─── Task input
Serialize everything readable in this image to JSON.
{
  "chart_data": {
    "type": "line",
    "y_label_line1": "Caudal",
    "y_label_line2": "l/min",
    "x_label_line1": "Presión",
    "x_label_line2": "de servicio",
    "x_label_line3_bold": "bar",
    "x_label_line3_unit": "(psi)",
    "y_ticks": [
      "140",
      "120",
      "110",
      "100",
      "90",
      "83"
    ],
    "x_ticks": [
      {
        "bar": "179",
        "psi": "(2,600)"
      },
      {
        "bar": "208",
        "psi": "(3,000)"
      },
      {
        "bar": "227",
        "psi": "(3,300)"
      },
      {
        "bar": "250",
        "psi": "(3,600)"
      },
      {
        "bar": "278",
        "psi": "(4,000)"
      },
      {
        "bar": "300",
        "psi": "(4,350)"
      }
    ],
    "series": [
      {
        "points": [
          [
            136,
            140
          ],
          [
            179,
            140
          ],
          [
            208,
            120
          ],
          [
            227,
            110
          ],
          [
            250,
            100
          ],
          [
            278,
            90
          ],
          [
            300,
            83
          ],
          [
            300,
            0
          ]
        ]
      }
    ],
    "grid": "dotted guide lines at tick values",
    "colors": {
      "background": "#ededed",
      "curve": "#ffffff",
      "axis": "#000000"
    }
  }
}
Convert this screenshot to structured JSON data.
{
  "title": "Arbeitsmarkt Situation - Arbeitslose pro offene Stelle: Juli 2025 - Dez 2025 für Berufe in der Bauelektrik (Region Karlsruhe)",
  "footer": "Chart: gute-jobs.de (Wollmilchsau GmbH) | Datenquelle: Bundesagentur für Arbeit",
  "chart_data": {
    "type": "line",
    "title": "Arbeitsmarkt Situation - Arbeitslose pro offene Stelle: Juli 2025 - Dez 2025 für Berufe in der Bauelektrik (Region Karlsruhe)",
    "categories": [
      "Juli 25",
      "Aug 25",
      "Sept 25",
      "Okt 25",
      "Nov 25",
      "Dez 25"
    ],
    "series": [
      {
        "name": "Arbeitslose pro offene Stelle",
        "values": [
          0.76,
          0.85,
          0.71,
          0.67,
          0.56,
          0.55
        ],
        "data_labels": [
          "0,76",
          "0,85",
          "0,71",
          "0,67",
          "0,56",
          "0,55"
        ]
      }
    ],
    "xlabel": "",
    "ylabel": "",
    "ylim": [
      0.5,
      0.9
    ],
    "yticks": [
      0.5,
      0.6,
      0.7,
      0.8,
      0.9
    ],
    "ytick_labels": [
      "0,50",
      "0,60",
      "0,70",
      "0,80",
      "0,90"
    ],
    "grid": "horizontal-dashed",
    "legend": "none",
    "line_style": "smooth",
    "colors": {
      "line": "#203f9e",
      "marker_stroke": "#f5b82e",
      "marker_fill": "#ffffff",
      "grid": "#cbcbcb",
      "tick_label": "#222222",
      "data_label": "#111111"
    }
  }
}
──────
Exercise: Using the data above, repeat every line exactly.

Answer:
Serialize everything readable in this image to JSON.
{
  "chart_data": {
    "type": "line",
    "y_label_line1": "Caudal",
    "y_label_line2": "l/min",
    "x_label_line1": "Presión",
    "x_label_line2": "de servicio",
    "x_label_line3_bold": "bar",
    "x_label_line3_unit": "(psi)",
    "y_ticks": [
      "140",
      "120",
      "110",
      "100",
      "90",
      "83"
    ],
    "x_ticks": [
      {
        "bar": "179",
        "psi": "(2,600)"
      },
      {
        "bar": "208",
        "psi": "(3,000)"
      },
      {
        "bar": "227",
        "psi": "(3,300)"
      },
      {
        "bar": "250",
        "psi": "(3,600)"
      },
      {
        "bar": "278",
        "psi": "(4,000)"
      },
      {
        "bar": "300",
        "psi": "(4,350)"
      }
    ],
    "series": [
      {
        "points": [
          [
            136,
            140
          ],
          [
            179,
            140
          ],
          [
            208,
            120
          ],
          [
            227,
            110
          ],
          [
            250,
            100
          ],
          [
            278,
            90
          ],
          [
            300,
            83
          ],
          [
            300,
            0
          ]
        ]
      }
    ],
    "grid": "dotted guide lines at tick values",
    "colors": {
      "background": "#ededed",
      "curve": "#ffffff",
      "axis": "#000000"
    }
  }
}
Convert this screenshot to structured JSON data.
{
  "title": "Arbeitsmarkt Situation - Arbeitslose pro offene Stelle: Juli 2025 - Dez 2025 für Berufe in der Bauelektrik (Region Karlsruhe)",
  "footer": "Chart: gute-jobs.de (Wollmilchsau GmbH) | Datenquelle: Bundesagentur für Arbeit",
  "chart_data": {
    "type": "line",
    "title": "Arbeitsmarkt Situation - Arbeitslose pro offene Stelle: Juli 2025 - Dez 2025 für Berufe in der Bauelektrik (Region Karlsruhe)",
    "categories": [
      "Juli 25",
      "Aug 25",
      "Sept 25",
      "Okt 25",
      "Nov 25",
      "Dez 25"
    ],
    "series": [
      {
        "name": "Arbeitslose pro offene Stelle",
        "values": [
          0.76,
          0.85,
          0.71,
          0.67,
          0.56,
          0.55
        ],
        "data_labels": [
          "0,76",
          "0,85",
          "0,71",
          "0,67",
          "0,56",
          "0,55"
        ]
      }
    ],
    "xlabel": "",
    "ylabel": "",
    "ylim": [
      0.5,
      0.9
    ],
    "yticks": [
      0.5,
      0.6,
      0.7,
      0.8,
      0.9
    ],
    "ytick_labels": [
      "0,50",
      "0,60",
      "0,70",
      "0,80",
      "0,90"
    ],
    "grid": "horizontal-dashed",
    "legend": "none",
    "line_style": "smooth",
    "colors": {
      "line": "#203f9e",
      "marker_stroke": "#f5b82e",
      "marker_fill": "#ffffff",
      "grid": "#cbcbcb",
      "tick_label": "#222222",
      "data_label": "#111111"
    }
  }
}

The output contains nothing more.